— Start of ITEMS —

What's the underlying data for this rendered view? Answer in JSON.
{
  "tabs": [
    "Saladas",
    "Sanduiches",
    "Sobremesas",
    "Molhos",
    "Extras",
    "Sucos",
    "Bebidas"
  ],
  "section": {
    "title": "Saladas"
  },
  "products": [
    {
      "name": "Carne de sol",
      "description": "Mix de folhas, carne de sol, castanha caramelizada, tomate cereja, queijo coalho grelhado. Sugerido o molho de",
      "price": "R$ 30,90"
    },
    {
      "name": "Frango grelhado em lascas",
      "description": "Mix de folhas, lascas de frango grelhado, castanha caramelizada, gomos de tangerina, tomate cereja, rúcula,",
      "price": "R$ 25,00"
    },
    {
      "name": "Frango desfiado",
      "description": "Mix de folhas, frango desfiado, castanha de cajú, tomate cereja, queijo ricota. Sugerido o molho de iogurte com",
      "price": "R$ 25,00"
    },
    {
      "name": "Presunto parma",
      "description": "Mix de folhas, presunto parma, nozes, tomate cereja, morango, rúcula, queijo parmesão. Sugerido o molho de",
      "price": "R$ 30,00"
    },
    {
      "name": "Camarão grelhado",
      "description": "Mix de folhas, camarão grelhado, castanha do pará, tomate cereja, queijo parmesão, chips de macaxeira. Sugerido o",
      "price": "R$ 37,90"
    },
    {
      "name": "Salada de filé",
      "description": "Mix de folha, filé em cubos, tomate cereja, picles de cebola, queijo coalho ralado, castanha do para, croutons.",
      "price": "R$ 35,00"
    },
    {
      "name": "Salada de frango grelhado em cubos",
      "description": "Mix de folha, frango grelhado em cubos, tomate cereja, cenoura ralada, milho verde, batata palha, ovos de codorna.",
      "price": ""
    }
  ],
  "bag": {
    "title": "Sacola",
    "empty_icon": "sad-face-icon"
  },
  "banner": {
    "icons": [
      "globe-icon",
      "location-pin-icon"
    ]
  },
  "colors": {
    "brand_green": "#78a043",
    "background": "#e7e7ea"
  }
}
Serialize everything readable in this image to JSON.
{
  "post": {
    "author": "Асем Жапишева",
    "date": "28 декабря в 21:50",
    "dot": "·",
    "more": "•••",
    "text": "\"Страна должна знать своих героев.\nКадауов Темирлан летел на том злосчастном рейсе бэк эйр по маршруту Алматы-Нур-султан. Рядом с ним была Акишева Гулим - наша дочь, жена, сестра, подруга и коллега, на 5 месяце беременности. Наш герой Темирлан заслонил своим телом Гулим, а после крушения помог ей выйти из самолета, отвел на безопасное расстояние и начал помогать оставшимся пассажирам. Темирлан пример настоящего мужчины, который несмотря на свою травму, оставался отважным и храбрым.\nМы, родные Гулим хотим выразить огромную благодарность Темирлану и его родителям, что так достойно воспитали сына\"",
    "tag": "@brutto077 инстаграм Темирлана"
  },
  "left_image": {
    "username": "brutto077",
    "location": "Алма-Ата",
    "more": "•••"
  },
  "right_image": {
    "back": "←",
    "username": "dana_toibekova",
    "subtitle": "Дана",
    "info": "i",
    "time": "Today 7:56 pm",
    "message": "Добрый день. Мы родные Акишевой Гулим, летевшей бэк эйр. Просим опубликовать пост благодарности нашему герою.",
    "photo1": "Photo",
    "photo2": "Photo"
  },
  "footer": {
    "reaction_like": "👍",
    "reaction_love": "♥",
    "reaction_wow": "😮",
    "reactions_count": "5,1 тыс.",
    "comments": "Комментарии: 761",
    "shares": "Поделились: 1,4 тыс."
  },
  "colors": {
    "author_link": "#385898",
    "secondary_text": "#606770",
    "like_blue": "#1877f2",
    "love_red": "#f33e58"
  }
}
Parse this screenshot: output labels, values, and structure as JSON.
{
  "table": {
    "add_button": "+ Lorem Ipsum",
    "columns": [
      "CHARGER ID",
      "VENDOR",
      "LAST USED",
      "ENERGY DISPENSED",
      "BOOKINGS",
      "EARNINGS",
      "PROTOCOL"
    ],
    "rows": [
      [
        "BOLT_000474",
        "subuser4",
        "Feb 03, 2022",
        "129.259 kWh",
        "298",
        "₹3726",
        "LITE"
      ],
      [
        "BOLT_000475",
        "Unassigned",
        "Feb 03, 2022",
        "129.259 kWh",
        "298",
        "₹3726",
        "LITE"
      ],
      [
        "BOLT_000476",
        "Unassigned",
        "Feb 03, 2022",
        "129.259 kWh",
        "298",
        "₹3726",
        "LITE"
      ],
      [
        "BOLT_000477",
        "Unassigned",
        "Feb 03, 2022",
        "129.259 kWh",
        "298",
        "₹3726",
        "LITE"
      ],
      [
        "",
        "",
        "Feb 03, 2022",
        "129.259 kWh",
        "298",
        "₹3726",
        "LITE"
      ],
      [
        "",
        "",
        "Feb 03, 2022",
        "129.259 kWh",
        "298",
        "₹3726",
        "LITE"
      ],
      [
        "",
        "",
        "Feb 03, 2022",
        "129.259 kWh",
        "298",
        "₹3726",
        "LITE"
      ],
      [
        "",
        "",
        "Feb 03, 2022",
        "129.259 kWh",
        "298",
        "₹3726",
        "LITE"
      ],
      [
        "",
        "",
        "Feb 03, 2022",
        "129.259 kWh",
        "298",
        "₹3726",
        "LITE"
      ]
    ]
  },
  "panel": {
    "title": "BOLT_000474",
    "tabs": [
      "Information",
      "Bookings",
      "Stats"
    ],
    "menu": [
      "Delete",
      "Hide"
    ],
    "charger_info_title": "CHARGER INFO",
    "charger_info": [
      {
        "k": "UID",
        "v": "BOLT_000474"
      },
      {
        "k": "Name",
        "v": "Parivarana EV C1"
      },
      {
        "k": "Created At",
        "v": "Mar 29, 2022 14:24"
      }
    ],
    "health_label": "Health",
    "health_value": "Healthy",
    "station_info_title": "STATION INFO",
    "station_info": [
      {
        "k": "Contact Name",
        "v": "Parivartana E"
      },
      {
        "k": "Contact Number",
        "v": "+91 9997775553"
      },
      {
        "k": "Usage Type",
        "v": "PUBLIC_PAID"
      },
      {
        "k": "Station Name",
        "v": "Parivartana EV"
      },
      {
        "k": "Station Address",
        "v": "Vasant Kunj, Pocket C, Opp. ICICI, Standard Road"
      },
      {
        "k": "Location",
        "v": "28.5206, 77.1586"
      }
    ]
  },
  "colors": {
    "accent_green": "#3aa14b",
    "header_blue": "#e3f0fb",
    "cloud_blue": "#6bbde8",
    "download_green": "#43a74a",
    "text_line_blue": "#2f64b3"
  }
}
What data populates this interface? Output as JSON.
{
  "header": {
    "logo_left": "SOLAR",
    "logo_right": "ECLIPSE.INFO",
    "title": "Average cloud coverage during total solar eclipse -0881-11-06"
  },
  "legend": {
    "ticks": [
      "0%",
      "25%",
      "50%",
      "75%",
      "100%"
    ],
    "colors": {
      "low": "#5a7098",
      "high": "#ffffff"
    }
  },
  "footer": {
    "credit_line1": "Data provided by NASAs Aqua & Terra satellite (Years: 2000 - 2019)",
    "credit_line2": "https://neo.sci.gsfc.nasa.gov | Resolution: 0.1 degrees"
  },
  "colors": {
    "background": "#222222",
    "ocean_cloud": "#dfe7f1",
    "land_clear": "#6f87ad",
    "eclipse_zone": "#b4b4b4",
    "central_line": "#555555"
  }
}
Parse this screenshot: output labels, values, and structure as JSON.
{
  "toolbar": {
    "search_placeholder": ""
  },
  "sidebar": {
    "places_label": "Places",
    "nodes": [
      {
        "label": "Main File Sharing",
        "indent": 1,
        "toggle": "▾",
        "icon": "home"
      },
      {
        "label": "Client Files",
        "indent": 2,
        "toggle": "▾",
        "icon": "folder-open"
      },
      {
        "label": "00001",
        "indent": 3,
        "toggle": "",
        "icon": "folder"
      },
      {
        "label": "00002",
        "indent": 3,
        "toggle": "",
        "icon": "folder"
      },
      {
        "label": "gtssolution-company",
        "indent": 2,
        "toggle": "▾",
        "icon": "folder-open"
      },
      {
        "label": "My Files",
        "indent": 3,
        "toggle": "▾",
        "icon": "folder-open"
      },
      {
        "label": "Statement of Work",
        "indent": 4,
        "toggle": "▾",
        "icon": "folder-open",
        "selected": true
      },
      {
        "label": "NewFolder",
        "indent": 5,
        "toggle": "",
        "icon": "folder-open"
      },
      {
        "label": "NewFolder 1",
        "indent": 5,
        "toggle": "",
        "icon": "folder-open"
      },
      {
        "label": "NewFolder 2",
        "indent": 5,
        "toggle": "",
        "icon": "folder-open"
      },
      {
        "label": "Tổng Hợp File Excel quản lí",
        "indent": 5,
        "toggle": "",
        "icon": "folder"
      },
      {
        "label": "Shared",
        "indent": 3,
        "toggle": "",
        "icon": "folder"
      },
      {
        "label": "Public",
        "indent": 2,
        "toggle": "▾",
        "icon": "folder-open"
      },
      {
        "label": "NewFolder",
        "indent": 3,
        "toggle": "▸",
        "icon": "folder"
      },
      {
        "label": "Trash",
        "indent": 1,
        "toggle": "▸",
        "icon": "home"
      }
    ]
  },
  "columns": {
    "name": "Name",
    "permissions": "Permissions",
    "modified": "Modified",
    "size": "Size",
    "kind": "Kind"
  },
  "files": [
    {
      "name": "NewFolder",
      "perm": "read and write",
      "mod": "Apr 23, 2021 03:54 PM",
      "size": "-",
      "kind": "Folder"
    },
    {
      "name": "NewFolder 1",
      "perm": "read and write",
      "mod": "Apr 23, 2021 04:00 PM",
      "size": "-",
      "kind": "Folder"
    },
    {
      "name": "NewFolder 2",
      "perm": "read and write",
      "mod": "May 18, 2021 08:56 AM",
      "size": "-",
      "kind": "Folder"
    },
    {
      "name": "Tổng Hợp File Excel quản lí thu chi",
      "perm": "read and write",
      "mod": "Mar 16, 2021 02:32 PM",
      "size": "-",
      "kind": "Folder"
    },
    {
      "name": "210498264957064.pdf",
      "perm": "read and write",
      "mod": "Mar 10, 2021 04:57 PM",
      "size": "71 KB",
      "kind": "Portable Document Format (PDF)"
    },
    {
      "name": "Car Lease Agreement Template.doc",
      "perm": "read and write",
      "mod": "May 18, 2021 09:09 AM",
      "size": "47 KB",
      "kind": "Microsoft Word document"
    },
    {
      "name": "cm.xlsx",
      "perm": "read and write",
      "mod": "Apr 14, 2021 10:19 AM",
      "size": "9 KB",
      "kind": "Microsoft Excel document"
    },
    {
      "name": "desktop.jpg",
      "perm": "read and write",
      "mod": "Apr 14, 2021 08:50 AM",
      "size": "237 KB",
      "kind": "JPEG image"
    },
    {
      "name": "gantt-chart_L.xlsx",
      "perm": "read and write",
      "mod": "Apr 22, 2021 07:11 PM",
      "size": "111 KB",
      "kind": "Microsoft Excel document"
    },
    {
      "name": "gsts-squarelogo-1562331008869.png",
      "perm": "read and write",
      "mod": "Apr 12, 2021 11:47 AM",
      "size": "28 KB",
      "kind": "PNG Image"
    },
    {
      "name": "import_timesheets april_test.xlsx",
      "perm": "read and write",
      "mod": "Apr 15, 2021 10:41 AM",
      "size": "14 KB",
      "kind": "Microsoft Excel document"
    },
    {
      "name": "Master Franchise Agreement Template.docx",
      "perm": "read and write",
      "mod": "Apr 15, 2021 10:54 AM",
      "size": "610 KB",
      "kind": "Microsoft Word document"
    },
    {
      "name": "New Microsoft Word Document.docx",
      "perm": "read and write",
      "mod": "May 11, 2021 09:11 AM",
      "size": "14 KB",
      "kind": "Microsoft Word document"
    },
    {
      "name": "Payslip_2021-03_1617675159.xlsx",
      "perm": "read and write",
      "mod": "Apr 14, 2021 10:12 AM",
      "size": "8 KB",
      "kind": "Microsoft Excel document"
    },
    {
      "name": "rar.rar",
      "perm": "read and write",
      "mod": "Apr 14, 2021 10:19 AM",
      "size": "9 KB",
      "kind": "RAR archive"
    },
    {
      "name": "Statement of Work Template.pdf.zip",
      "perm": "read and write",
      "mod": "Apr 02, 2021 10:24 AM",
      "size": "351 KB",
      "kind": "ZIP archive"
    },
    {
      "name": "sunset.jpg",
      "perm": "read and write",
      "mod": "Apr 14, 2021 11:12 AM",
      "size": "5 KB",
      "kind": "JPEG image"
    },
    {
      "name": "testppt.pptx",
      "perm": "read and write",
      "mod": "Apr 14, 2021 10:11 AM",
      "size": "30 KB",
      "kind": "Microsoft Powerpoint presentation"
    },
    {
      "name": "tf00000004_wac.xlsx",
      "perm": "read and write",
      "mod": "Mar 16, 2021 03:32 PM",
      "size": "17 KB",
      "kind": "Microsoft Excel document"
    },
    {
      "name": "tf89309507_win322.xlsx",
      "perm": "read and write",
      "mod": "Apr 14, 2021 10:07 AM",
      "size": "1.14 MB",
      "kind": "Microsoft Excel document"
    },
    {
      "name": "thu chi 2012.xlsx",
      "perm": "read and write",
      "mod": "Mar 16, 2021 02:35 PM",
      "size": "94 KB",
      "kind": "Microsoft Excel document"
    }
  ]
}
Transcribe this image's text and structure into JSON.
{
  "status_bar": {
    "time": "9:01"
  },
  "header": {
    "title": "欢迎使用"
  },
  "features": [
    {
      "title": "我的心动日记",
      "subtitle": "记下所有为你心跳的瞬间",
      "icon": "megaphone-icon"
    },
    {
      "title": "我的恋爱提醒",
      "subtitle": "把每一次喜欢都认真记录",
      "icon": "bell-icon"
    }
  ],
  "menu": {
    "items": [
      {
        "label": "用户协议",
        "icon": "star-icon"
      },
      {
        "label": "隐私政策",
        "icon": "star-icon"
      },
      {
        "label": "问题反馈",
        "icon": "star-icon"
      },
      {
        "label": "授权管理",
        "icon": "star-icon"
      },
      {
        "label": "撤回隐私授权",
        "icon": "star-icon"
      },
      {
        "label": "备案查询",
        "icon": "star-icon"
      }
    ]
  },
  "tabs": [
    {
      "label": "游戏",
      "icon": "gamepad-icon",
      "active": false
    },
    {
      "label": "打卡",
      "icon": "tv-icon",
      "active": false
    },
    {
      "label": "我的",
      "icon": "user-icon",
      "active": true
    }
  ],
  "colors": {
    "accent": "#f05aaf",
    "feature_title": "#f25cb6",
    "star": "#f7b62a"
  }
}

— End of ITEMS —

Return each line in the records that holds the string "desfiado".

SOLUTION FOR THIS EXERCISE:
      "name": "Frango desfiado",
      "description": "Mix de folhas, frango desfiado, castanha de cajú, tomate cereja, queijo ricota. Sugerido o molho de iogurte com",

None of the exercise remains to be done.